Work instructions: For each line in the records that contains "item", make a copy.

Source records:

Start of Block

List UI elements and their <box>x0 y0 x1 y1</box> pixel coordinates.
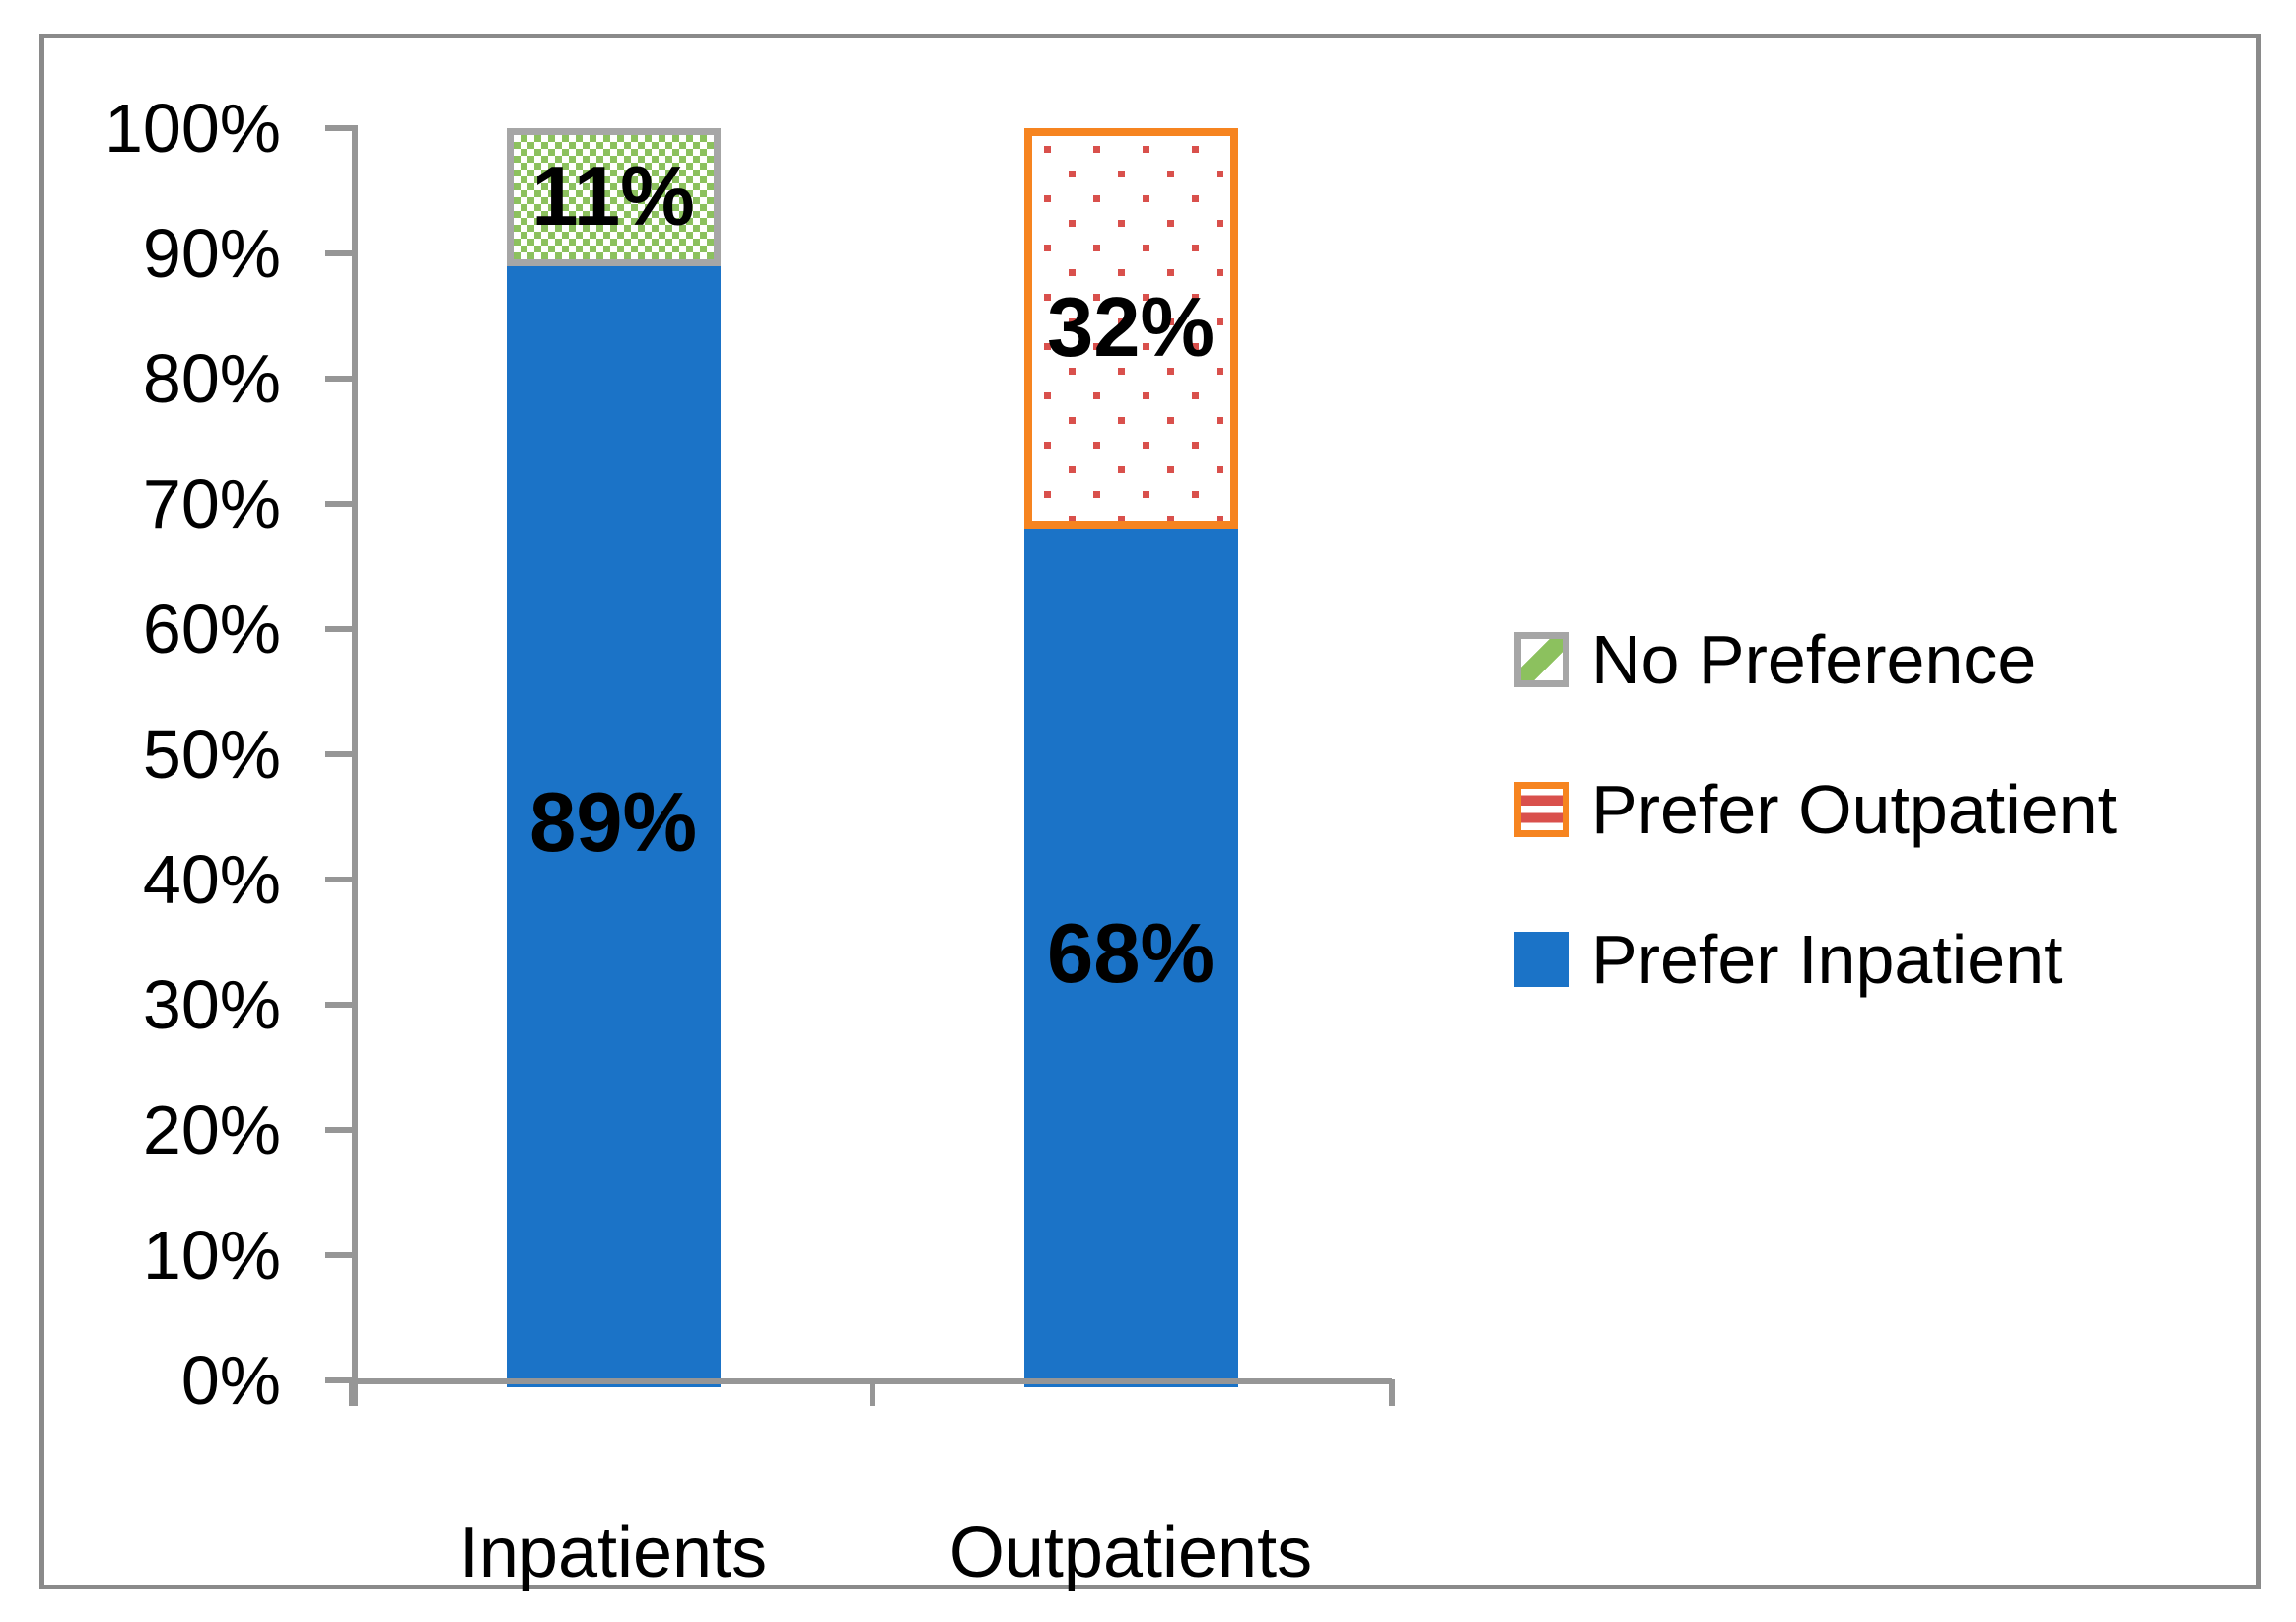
x-axis-category-label-inpatients: Inpatients <box>458 1514 768 1592</box>
bar-segment-inpatients-prefer-inpatient <box>506 265 721 1387</box>
x-axis-tick <box>1389 1379 1395 1406</box>
legend-item-no-preference: No Preference <box>1514 615 2036 704</box>
y-axis-label-100-: 100% <box>104 90 281 167</box>
x-axis-tick <box>349 1379 355 1406</box>
legend-item-prefer-outpatient: Prefer Outpatient <box>1514 765 2117 854</box>
data-label-inpatients-prefer-inpatient: 89% <box>528 775 698 870</box>
legend: No Preference Prefer Outpatient Prefer I… <box>1514 0 2263 1622</box>
data-label-outpatients-prefer-inpatient: 68% <box>1046 907 1216 1002</box>
prefer-inpatient-solid-icon <box>1514 932 1569 987</box>
y-axis-tick <box>325 1377 352 1383</box>
bar-segment-outpatients-prefer-inpatient <box>1023 529 1238 1387</box>
legend-label-no-preference: No Preference <box>1591 621 2037 698</box>
bar-segment-inpatients-no-preference <box>506 128 721 266</box>
y-axis-label-50-: 50% <box>142 716 281 793</box>
prefer-outpatient-pattern-icon <box>1514 782 1569 837</box>
data-label-inpatients-no-preference: 11% <box>531 149 695 244</box>
legend-label-prefer-inpatient: Prefer Inpatient <box>1591 921 2063 998</box>
y-axis-tick <box>325 626 352 632</box>
y-axis-tick <box>325 1002 352 1008</box>
y-axis-label-0-: 0% <box>180 1342 281 1419</box>
y-axis-label-90-: 90% <box>142 215 281 292</box>
legend-label-prefer-outpatient: Prefer Outpatient <box>1591 771 2118 848</box>
y-axis-tick <box>325 1127 352 1133</box>
y-axis-tick <box>325 125 352 131</box>
no-preference-pattern-icon <box>1514 632 1569 687</box>
data-label-outpatients-prefer-outpatient: 32% <box>1046 281 1216 376</box>
bar-segment-outpatients-prefer-outpatient <box>1023 128 1238 529</box>
y-axis-tick <box>325 501 352 507</box>
y-axis-label-60-: 60% <box>142 591 281 668</box>
y-axis-tick <box>325 751 352 757</box>
y-axis-label-10-: 10% <box>142 1217 281 1294</box>
y-axis-label-70-: 70% <box>142 465 281 542</box>
y-axis-tick <box>325 250 352 256</box>
chart-outer-border <box>39 34 2261 1589</box>
y-axis-tick <box>325 1252 352 1258</box>
legend-item-prefer-inpatient: Prefer Inpatient <box>1514 915 2063 1004</box>
y-axis-label-20-: 20% <box>142 1092 281 1168</box>
y-axis-label-40-: 40% <box>142 841 281 918</box>
x-axis-tick <box>869 1379 875 1406</box>
x-axis-category-label-outpatients: Outpatients <box>948 1514 1313 1592</box>
y-axis-line <box>352 125 358 1406</box>
y-axis-tick <box>325 376 352 382</box>
y-axis-label-80-: 80% <box>142 340 281 417</box>
y-axis-tick <box>325 877 352 882</box>
y-axis-label-30-: 30% <box>142 966 281 1043</box>
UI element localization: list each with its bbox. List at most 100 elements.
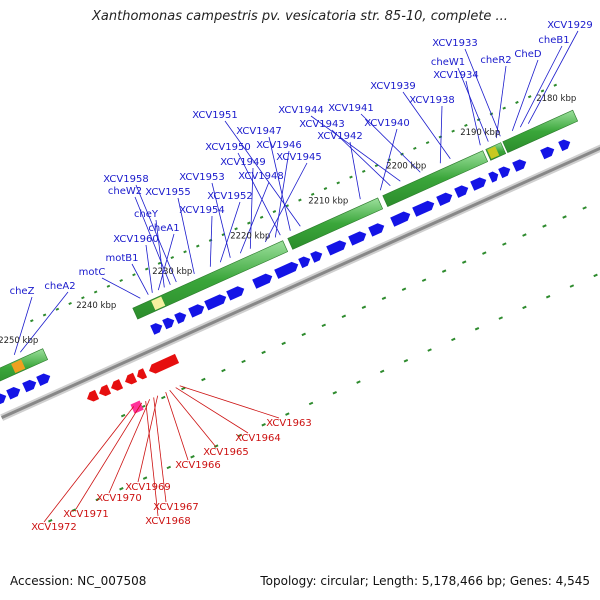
forward-gene-label: XCV1946 <box>256 140 301 151</box>
forward-gene-arrow <box>488 171 499 183</box>
forward-gene-label: XCV1948 <box>238 171 283 182</box>
forward-gene-arrow <box>150 323 163 335</box>
gc-highlight <box>487 146 500 159</box>
forward-gene-label: XCV1938 <box>409 95 454 106</box>
reverse-leader <box>137 395 159 483</box>
forward-leader <box>211 182 231 258</box>
forward-leader <box>511 59 539 131</box>
inner-tick <box>562 215 567 219</box>
forward-leader <box>331 129 391 187</box>
outer-tick <box>298 198 302 202</box>
gc-block <box>0 348 49 382</box>
forward-gene-label: cheW1 <box>431 57 465 68</box>
forward-leader <box>465 80 481 146</box>
outer-tick <box>374 164 379 168</box>
forward-gene-label: XCV1929 <box>547 20 592 31</box>
forward-leader <box>145 244 153 293</box>
inner-tick <box>161 395 166 400</box>
outer-tick <box>30 319 34 323</box>
genome-backbone <box>0 144 600 421</box>
forward-leader <box>519 45 563 128</box>
outer-tick <box>247 221 251 225</box>
outer-tick <box>272 210 277 214</box>
inner-tick <box>582 206 587 210</box>
inner-tick-2 <box>142 476 148 480</box>
reverse-gene-label: XCV1965 <box>203 447 248 458</box>
inner-tick-2 <box>474 327 480 331</box>
forward-gene-arrow <box>174 312 187 324</box>
inner-tick <box>421 278 427 282</box>
map-title: Xanthomonas campestris pv. vesicatoria s… <box>92 9 508 24</box>
forward-gene-label: XCV1939 <box>370 81 415 92</box>
scale-label: 2230 kbp <box>152 267 192 277</box>
inner-tick <box>401 287 407 291</box>
inner-tick-2 <box>261 423 266 427</box>
forward-gene-arrow <box>274 261 299 279</box>
forward-leader <box>495 65 507 139</box>
forward-gene-label: XCV1958 <box>103 174 148 185</box>
inner-tick <box>221 368 226 373</box>
forward-gene-label: XCV1942 <box>317 131 362 142</box>
outer-tick <box>119 278 123 283</box>
reverse-leader <box>108 399 151 494</box>
inner-tick-2 <box>427 348 432 352</box>
outer-tick <box>132 273 136 277</box>
inner-tick <box>461 260 467 264</box>
reverse-gene-label: XCV1969 <box>125 482 170 493</box>
inner-tick <box>381 296 387 300</box>
inner-tick-2 <box>332 391 338 395</box>
reverse-gene-arrow <box>125 372 138 385</box>
forward-leader <box>209 215 213 267</box>
outer-tick <box>234 227 238 231</box>
inner-tick <box>241 359 246 364</box>
genome-summary-label: Topology: circular; Length: 5,178,466 bp… <box>260 574 590 588</box>
gc-block <box>132 240 289 320</box>
inner-tick-2 <box>356 380 361 384</box>
forward-gene-arrow <box>252 273 273 289</box>
reverse-gene-label: XCV1972 <box>31 522 76 533</box>
gc-highlight <box>151 296 166 311</box>
forward-gene-arrow <box>0 393 7 405</box>
outer-tick <box>310 192 315 196</box>
forward-leader <box>457 67 489 142</box>
forward-gene-arrow <box>470 177 487 191</box>
forward-gene-label: XCV1944 <box>278 105 323 116</box>
outer-tick <box>93 290 98 294</box>
forward-gene-arrow <box>368 223 385 237</box>
forward-leader <box>13 296 33 356</box>
reverse-gene-label: XCV1964 <box>235 433 280 444</box>
gc-block <box>502 109 579 154</box>
forward-leader <box>19 291 69 353</box>
inner-tick <box>181 386 186 391</box>
outer-tick <box>451 129 455 133</box>
forward-gene-arrow <box>204 294 227 311</box>
forward-gene-arrow <box>310 251 323 263</box>
forward-leader <box>349 141 361 200</box>
forward-gene-label: XCV1951 <box>192 110 237 121</box>
outer-tick <box>42 313 47 317</box>
inner-tick <box>301 332 306 337</box>
forward-leader <box>157 233 175 291</box>
forward-gene-label: XCV1953 <box>179 172 224 183</box>
forward-leader <box>464 48 501 137</box>
reverse-leader <box>169 390 217 448</box>
inner-tick-2 <box>569 284 575 288</box>
inner-tick <box>321 323 327 328</box>
scale-label: 2240 kbp <box>76 301 116 311</box>
forward-leader <box>439 105 443 164</box>
outer-tick <box>336 181 341 185</box>
scale-label: 2220 kbp <box>230 232 270 242</box>
inner-tick <box>361 305 367 309</box>
inner-tick <box>281 341 286 346</box>
forward-gene-label: cheA2 <box>44 281 75 292</box>
forward-gene-label: XCV1947 <box>236 126 281 137</box>
gc-block <box>382 150 489 208</box>
forward-gene-label: XCV1945 <box>276 152 321 163</box>
reverse-leader <box>175 387 249 434</box>
outer-tick <box>68 301 72 306</box>
outer-tick <box>425 141 430 145</box>
outer-tick <box>196 244 200 248</box>
inner-tick-2 <box>237 433 243 438</box>
accession-label: Accession: NC_007508 <box>10 574 147 588</box>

End of Block

Response area:
legend-item-no-preference: No Preference <box>1514 615 2036 704</box>
legend-item-prefer-outpatient: Prefer Outpatient <box>1514 765 2117 854</box>
legend-item-prefer-inpatient: Prefer Inpatient <box>1514 915 2063 1004</box>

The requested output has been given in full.